:: 提示された文章 ::
★ ★ ★ ★ ★
こんにちは。
今回は馬橋駅についてです。
馬橋駅東口
馬橋駅西口
どちらもしっかり「JR馬橋駅」と
表示されていて、流山線の文字は
見あたりません。 そう…
流山線の馬橋駅は駅舎がないのです。
しいて言えばホーム上の事務室が
それにあたるのでしょうね。
(地方鉄道ではよくあることですが)
その理由を語るには常磐線と流山線の
誕生まで遡らねばなりません。(!)
路線図
(国土地理院の閲覧用を元に加筆)
まず常磐線が開業、ルートから外れた
流山地区を鉄路で接続するために
流山線が敷設されました。
水戸・東京間は当初、水戸線~小山~
東北線経由で大変な大回りでした。
(当時は水戸鉄道、日本鉄道)
そこで東京直結の路線を計画、既設の
川口から分岐、吉川、流山を経由して
柏から水戸街道沿いに水戸線の内原を
結ぶルートで申請が出されました。
(荒川橋梁を節約するため川口分岐)
しかし既に隅田川駅の計画が進行中で
その延長でいくことになり、結果的に
全線ほぼ水戸街道沿いである現在の
最短ルートになったそうです。
当初の計画から外れてしまった流山は
自力で鉄道を敷くことになりました。
なお、よくいわれる水運業や農家が
反対した、という史実はないようです。
長くなったのでこの話は置いておいて
とりあえず現場を見てみましょう。
常磐線ホームから
流山線を訪れる場合、どうせなら起点
から乗りたいし、アクセスは常磐線で
ということになると思います。
馬橋に着いたら あわてずに まず1本、
常磐線ホームから観察してください。
短いホームや木造屋根、2両編成など
ローカルなムード満載です。
(この写真、実は少々インチキで 現在は
駅ビルができて景色が悪くなりました)
流山線の運転本数は日中の最大間隔でも
20分に1本ありますし、待ち時間に
常磐快速線の列車も撮れます。
ではいよいよ流山線へGo!
馬橋駅コンコース
JRの改札を出て左、西口側の連絡通路に
流山線の乗り場があります。
西口連絡通路
ありました!
唯一流山線の存在を示す看板です。
★ ★ ★ ★ ★
:: 元のデータ ::
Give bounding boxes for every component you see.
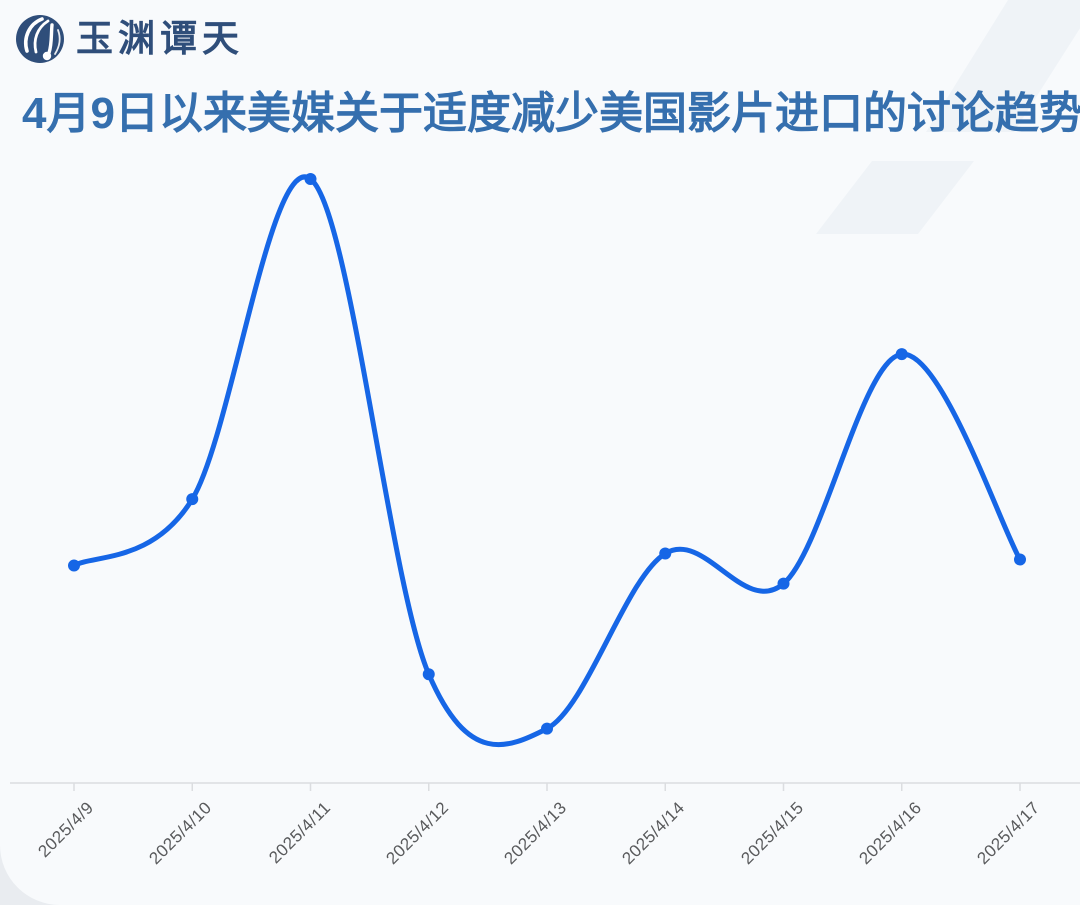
★ ★ ★ ★ ★
:: やること ::
馬橋駅についての文章では、流山線の乗り場はどこにあると書かれていますか。

:: この問題の答え ::
JRの改札を出て左、西口側の連絡通路にあります。